Quote the entries in full, character for character, without their images.
[start Data rows]
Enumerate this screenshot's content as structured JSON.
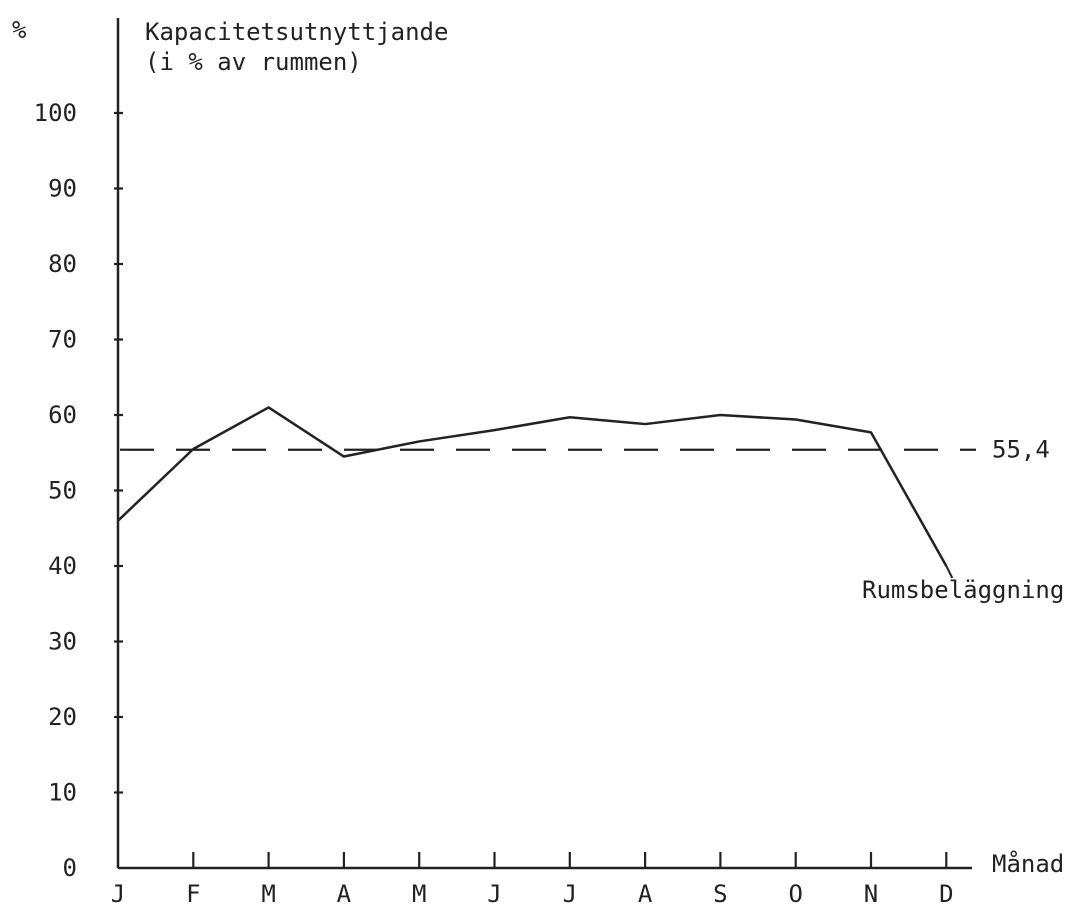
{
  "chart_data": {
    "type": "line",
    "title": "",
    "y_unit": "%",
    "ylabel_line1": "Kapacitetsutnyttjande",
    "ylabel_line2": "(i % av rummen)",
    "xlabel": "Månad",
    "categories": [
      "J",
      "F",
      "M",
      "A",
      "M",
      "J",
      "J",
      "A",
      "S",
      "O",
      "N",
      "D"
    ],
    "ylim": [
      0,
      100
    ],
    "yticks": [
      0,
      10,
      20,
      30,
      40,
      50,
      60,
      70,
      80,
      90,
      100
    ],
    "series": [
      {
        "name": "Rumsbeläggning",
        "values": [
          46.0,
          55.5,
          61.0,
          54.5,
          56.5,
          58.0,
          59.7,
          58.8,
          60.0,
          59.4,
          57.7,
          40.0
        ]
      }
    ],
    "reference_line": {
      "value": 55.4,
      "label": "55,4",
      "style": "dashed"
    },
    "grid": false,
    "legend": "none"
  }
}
[end Data rows]
◆ Correct response:
Enumerate this screenshot's content as structured JSON.
{
  "chart_data": {
    "type": "line",
    "title": "",
    "y_unit": "%",
    "ylabel_line1": "Kapacitetsutnyttjande",
    "ylabel_line2": "(i % av rummen)",
    "xlabel": "Månad",
    "categories": [
      "J",
      "F",
      "M",
      "A",
      "M",
      "J",
      "J",
      "A",
      "S",
      "O",
      "N",
      "D"
    ],
    "ylim": [
      0,
      100
    ],
    "yticks": [
      0,
      10,
      20,
      30,
      40,
      50,
      60,
      70,
      80,
      90,
      100
    ],
    "series": [
      {
        "name": "Rumsbeläggning",
        "values": [
          46.0,
          55.5,
          61.0,
          54.5,
          56.5,
          58.0,
          59.7,
          58.8,
          60.0,
          59.4,
          57.7,
          40.0
        ]
      }
    ],
    "reference_line": {
      "value": 55.4,
      "label": "55,4",
      "style": "dashed"
    },
    "grid": false,
    "legend": "none"
  }
}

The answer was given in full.